Task description:
Below is a listing to copy exactly; no image goes into the copy.

Records shown:
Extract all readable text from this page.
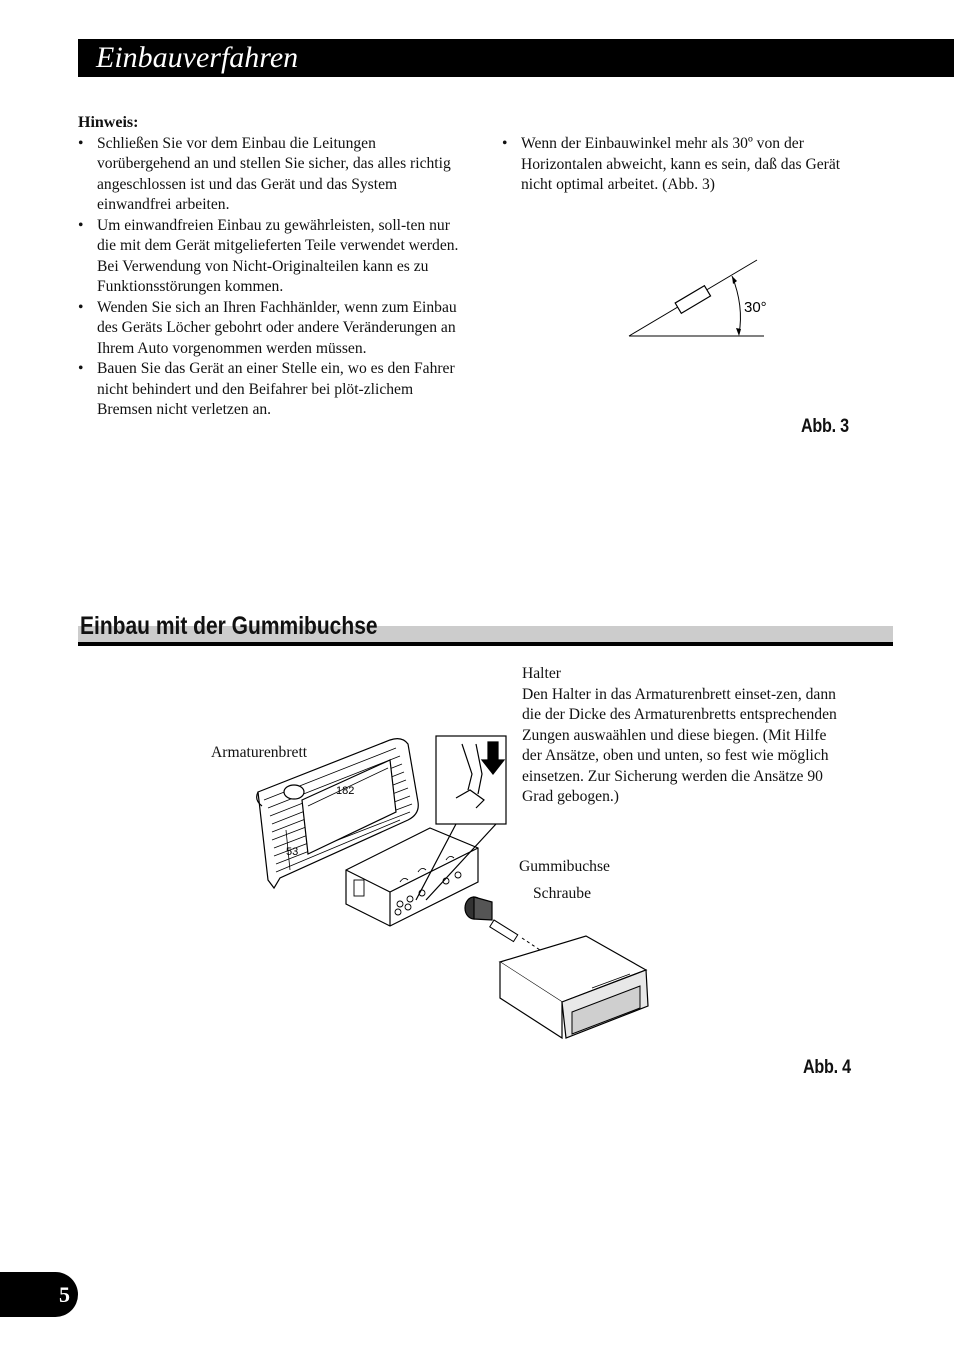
Einbauverfahren
Hinweis:
• Schließen Sie vor dem Einbau die Leitungen vorübergehend an und stellen Sie sicher, das alles richtig angeschlossen ist und das Gerät und das System einwandfrei arbeiten.
• Um einwandfreien Einbau zu gewährleisten, soll-ten nur die mit dem Gerät mitgelieferten Teile verwendet werden. Bei Verwendung von Nicht-Originalteilen kann es zu Funktionsstörungen kommen.
• Wenden Sie sich an Ihren Fachhänlder, wenn zum Einbau des Geräts Löcher gebohrt oder andere Veränderungen an Ihrem Auto vorgenommen werden müssen.
• Bauen Sie das Gerät an einer Stelle ein, wo es den Fahrer nicht behindert und den Beifahrer bei plöt-zlichem Bremsen nicht verletzen an.
• Wenn der Einbauwinkel mehr als 30º von der Horizontalen abweicht, kann es sein, daß das Gerät nicht optimal arbeitet. (Abb. 3)
30°
Abb. 3
Einbau mit der Gummibuchse
Halter
Den Halter in das Armaturenbrett einset-zen, dann die der Dicke des Armaturenbretts entsprechenden Zungen auswaählen und diese biegen. (Mit Hilfe der Ansätze, oben und unten, so fest wie möglich einsetzen. Zur Sicherung werden die Ansätze 90 Grad gebogen.)
Armaturenbrett
Gummibuchse
Schraube
182
53
Abb. 4
5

Output for this task:
Extract all readable text from this page.
Einbauverfahren
Hinweis:
• Schließen Sie vor dem Einbau die Leitungen vorübergehend an und stellen Sie sicher, das alles richtig angeschlossen ist und das Gerät und das System einwandfrei arbeiten.
• Um einwandfreien Einbau zu gewährleisten, soll-ten nur die mit dem Gerät mitgelieferten Teile verwendet werden. Bei Verwendung von Nicht-Originalteilen kann es zu Funktionsstörungen kommen.
• Wenden Sie sich an Ihren Fachhänlder, wenn zum Einbau des Geräts Löcher gebohrt oder andere Veränderungen an Ihrem Auto vorgenommen werden müssen.
• Bauen Sie das Gerät an einer Stelle ein, wo es den Fahrer nicht behindert und den Beifahrer bei plöt-zlichem Bremsen nicht verletzen an.
• Wenn der Einbauwinkel mehr als 30º von der Horizontalen abweicht, kann es sein, daß das Gerät nicht optimal arbeitet. (Abb. 3)
30°
Abb. 3
Einbau mit der Gummibuchse
Halter
Den Halter in das Armaturenbrett einset-zen, dann die der Dicke des Armaturenbretts entsprechenden Zungen auswaählen und diese biegen. (Mit Hilfe der Ansätze, oben und unten, so fest wie möglich einsetzen. Zur Sicherung werden die Ansätze 90 Grad gebogen.)
Armaturenbrett
Gummibuchse
Schraube
182
53
Abb. 4
5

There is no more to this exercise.